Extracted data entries
= = = = =
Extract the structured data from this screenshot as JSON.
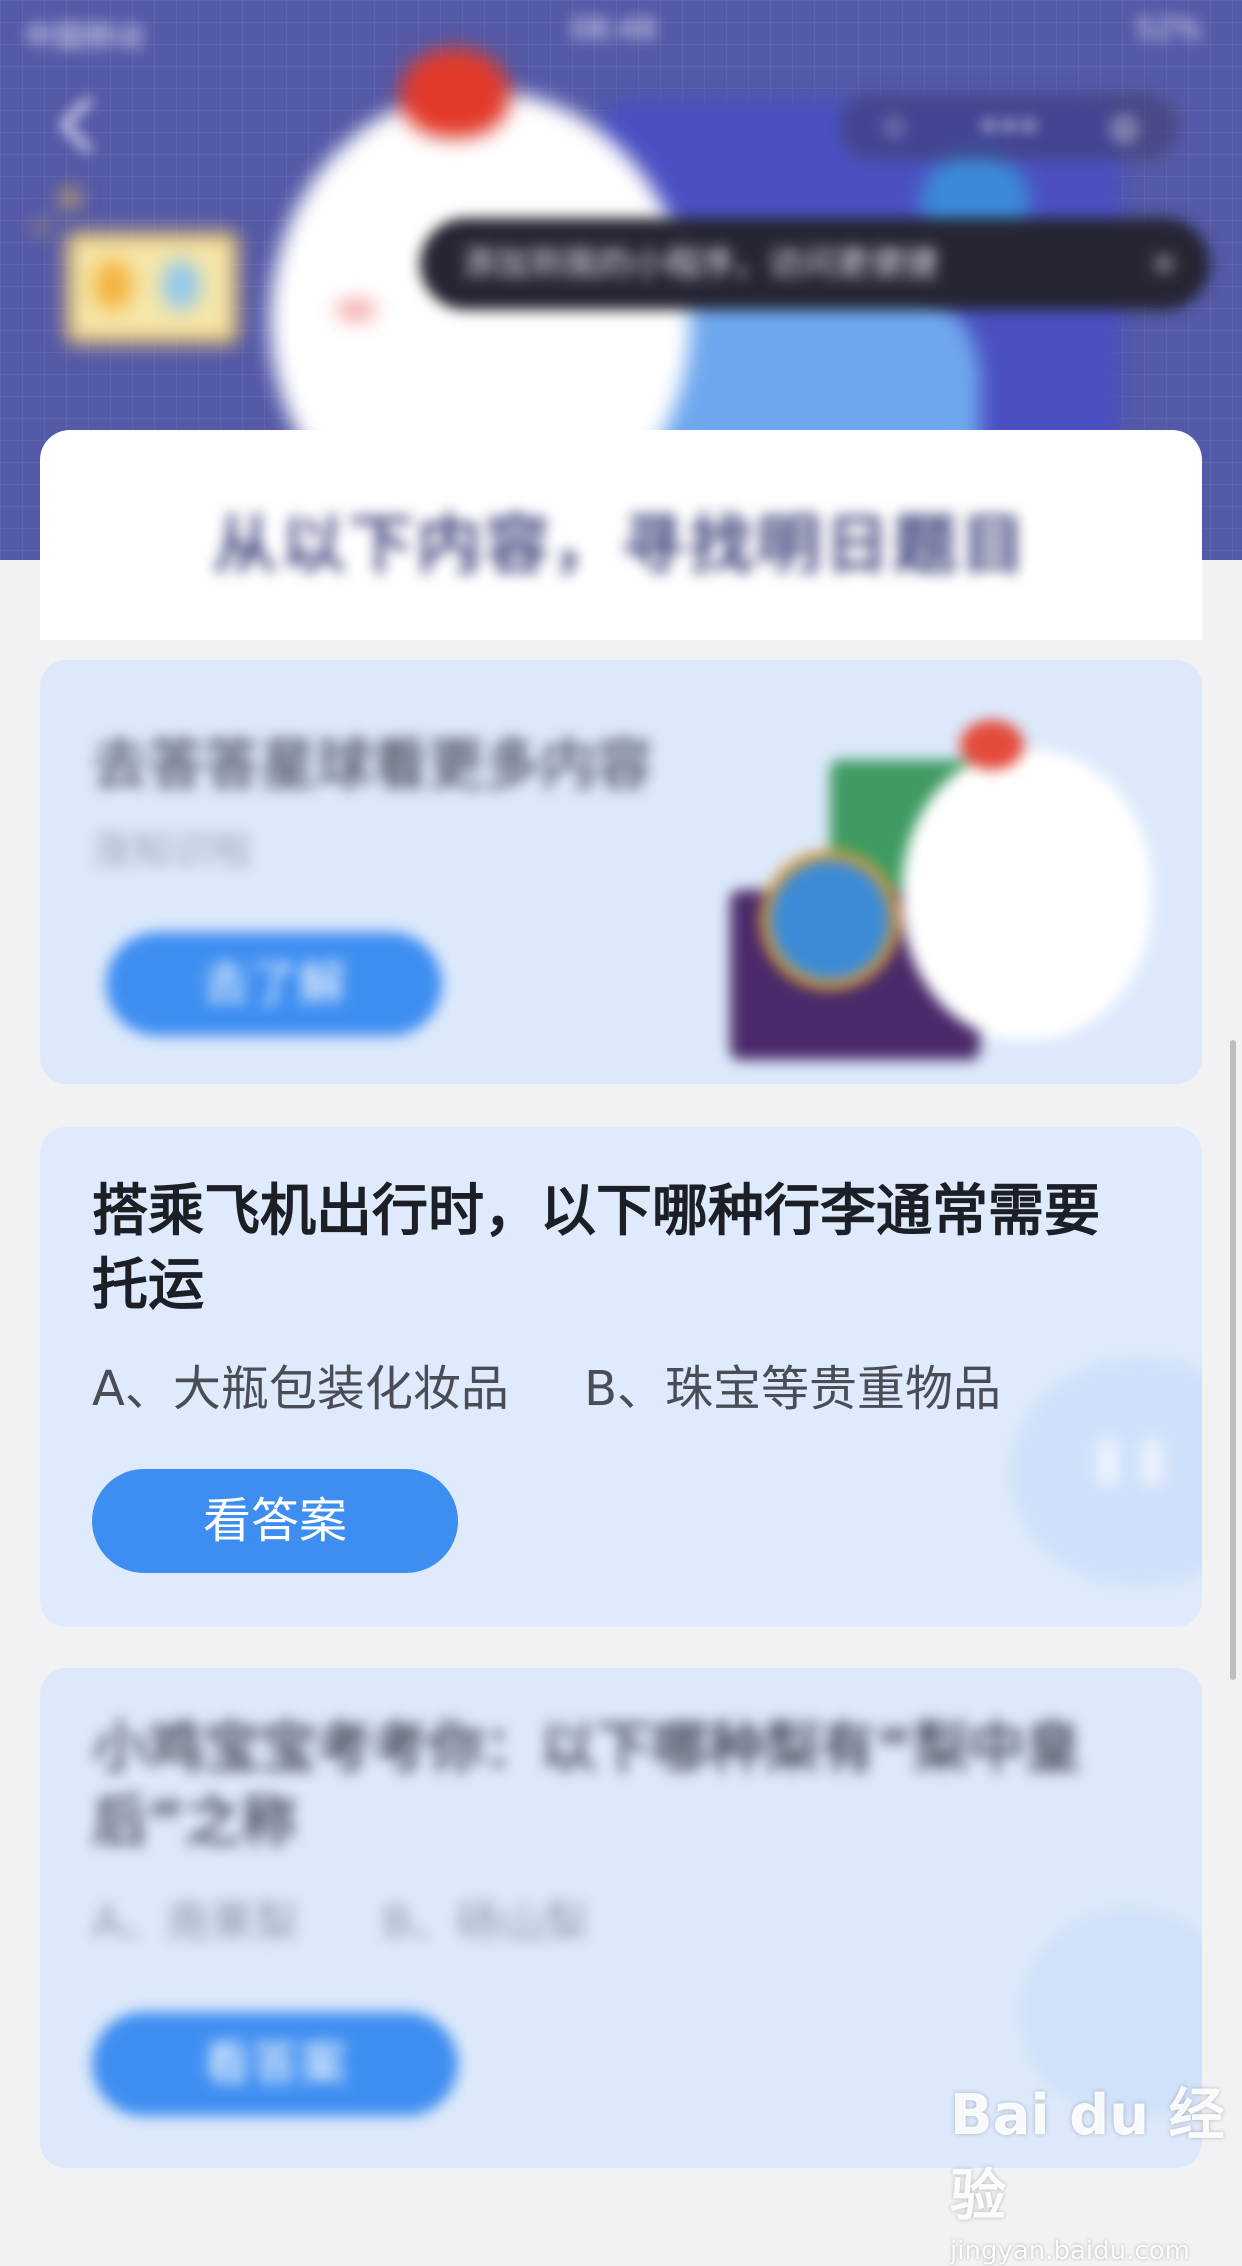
{
  "status_bar": {
    "carrier": "中国移动",
    "time": "08:48",
    "battery": "52%"
  },
  "header": {
    "back_icon": "chevron-left-icon",
    "capsule": {
      "star": "☆",
      "more": "•••",
      "target": "◎"
    },
    "tooltip": {
      "text": "添加到我的小程序，访问更便捷",
      "close": "×"
    },
    "heading": "从以下内容，寻找明日题目"
  },
  "card1": {
    "title": "去答答星球看更多内容",
    "subtitle": "涨知识啦",
    "button": "去了解"
  },
  "card2": {
    "question": "搭乘飞机出行时，以下哪种行李通常需要托运",
    "option_a": "A、大瓶包装化妆品",
    "option_b": "B、珠宝等贵重物品",
    "button": "看答案"
  },
  "card3": {
    "question": "小鸡宝宝考考你：以下哪种梨有“梨中皇后”之称",
    "option_a": "A、南果梨",
    "option_b": "B、砀山梨",
    "button": "看答案"
  },
  "watermark": {
    "logo": "Bai du 经验",
    "url": "jingyan.baidu.com"
  },
  "colors": {
    "header_bg": "#5459a8",
    "card_bg": "#dde9fb",
    "button": "#3e8ef1"
  }
}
= = = = =
#### The task
Write out the whole listing exactly, and drop the pictures.

#### Answer to the task
Extract the structured data from this screenshot as JSON.
{
  "status_bar": {
    "carrier": "中国移动",
    "time": "08:48",
    "battery": "52%"
  },
  "header": {
    "back_icon": "chevron-left-icon",
    "capsule": {
      "star": "☆",
      "more": "•••",
      "target": "◎"
    },
    "tooltip": {
      "text": "添加到我的小程序，访问更便捷",
      "close": "×"
    },
    "heading": "从以下内容，寻找明日题目"
  },
  "card1": {
    "title": "去答答星球看更多内容",
    "subtitle": "涨知识啦",
    "button": "去了解"
  },
  "card2": {
    "question": "搭乘飞机出行时，以下哪种行李通常需要托运",
    "option_a": "A、大瓶包装化妆品",
    "option_b": "B、珠宝等贵重物品",
    "button": "看答案"
  },
  "card3": {
    "question": "小鸡宝宝考考你：以下哪种梨有“梨中皇后”之称",
    "option_a": "A、南果梨",
    "option_b": "B、砀山梨",
    "button": "看答案"
  },
  "watermark": {
    "logo": "Bai du 经验",
    "url": "jingyan.baidu.com"
  },
  "colors": {
    "header_bg": "#5459a8",
    "card_bg": "#dde9fb",
    "button": "#3e8ef1"
  }
}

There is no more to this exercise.